[What to produce] Rewrite the lines of the material from its start through the line containing "chevron-left-icon xyxy=(276,435,282,443)", substituting "swap-icon" for "swap-horizontal-icon" and keeping everything else unchanged.

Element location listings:
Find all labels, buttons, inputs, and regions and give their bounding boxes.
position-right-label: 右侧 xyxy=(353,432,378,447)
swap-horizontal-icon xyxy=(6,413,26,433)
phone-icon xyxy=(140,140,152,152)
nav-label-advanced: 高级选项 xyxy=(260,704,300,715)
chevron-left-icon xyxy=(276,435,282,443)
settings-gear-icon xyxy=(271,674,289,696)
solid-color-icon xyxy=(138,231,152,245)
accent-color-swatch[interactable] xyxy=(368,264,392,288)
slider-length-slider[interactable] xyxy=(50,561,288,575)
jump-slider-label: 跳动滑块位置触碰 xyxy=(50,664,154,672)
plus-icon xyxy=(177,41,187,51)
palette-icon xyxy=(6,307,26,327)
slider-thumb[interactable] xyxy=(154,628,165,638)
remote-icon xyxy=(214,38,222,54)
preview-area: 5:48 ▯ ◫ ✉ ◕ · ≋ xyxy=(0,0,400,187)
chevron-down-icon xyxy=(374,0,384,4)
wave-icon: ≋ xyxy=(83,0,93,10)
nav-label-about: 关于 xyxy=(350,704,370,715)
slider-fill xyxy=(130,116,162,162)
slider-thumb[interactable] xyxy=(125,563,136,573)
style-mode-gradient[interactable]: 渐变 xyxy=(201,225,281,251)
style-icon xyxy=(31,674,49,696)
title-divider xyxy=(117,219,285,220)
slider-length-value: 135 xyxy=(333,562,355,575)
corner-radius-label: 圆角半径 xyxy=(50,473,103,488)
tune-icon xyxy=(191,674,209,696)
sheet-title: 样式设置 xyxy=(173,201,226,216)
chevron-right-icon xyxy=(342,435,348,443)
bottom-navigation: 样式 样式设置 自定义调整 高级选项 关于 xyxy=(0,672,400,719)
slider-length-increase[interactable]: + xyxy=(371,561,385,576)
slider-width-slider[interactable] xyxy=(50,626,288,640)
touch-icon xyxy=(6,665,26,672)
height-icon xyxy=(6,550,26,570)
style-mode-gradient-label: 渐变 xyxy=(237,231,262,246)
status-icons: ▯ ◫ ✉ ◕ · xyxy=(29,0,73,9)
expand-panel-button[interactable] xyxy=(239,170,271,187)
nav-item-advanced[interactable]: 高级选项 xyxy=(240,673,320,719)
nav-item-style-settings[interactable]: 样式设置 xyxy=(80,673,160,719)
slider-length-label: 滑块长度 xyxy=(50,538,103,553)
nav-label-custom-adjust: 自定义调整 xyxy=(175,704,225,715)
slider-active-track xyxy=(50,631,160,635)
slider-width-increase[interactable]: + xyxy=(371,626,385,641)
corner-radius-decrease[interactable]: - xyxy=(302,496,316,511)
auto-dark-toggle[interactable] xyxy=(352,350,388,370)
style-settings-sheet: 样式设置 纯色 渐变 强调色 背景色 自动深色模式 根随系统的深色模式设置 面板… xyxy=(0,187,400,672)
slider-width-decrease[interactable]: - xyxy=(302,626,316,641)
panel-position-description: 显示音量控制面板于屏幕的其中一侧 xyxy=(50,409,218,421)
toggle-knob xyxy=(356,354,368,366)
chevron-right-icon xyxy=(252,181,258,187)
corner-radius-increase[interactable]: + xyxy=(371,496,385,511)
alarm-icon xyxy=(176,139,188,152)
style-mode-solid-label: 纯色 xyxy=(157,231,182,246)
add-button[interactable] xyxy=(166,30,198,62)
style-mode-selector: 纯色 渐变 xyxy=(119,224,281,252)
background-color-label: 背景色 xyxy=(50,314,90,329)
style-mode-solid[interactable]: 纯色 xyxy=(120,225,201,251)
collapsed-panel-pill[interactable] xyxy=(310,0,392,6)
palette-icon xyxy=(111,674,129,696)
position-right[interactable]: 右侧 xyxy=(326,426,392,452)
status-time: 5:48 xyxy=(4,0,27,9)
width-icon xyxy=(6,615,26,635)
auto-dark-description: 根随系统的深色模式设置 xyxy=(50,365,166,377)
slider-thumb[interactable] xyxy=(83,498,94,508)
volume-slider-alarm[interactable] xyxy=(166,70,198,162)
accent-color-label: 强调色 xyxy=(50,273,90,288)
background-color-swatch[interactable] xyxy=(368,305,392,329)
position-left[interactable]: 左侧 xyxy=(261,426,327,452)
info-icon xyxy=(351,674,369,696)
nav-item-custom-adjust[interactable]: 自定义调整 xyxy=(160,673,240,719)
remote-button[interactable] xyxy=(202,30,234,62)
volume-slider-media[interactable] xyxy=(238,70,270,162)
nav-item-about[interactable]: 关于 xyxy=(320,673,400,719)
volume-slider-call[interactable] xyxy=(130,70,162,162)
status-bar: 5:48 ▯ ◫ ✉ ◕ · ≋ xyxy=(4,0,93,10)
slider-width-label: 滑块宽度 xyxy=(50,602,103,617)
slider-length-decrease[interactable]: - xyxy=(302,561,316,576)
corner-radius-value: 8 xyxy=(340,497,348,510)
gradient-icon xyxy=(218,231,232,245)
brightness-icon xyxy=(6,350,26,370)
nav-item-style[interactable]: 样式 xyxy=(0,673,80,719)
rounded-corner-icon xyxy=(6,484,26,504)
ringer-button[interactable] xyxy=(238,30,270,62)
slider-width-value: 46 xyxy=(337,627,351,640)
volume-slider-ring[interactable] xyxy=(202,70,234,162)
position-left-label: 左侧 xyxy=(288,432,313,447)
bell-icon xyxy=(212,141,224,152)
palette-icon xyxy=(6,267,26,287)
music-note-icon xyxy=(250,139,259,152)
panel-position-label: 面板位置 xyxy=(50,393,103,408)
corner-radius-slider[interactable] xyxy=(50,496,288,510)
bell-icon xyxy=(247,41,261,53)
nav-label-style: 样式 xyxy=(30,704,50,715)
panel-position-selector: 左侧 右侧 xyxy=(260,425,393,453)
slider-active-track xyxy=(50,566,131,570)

[Solution]
Find all labels, buttons, inputs, and regions and give their bounding boxes.
position-right-label: 右侧 xyxy=(353,432,378,447)
swap-icon xyxy=(6,413,26,433)
phone-icon xyxy=(140,140,152,152)
nav-label-advanced: 高级选项 xyxy=(260,704,300,715)
chevron-left-icon xyxy=(276,435,282,443)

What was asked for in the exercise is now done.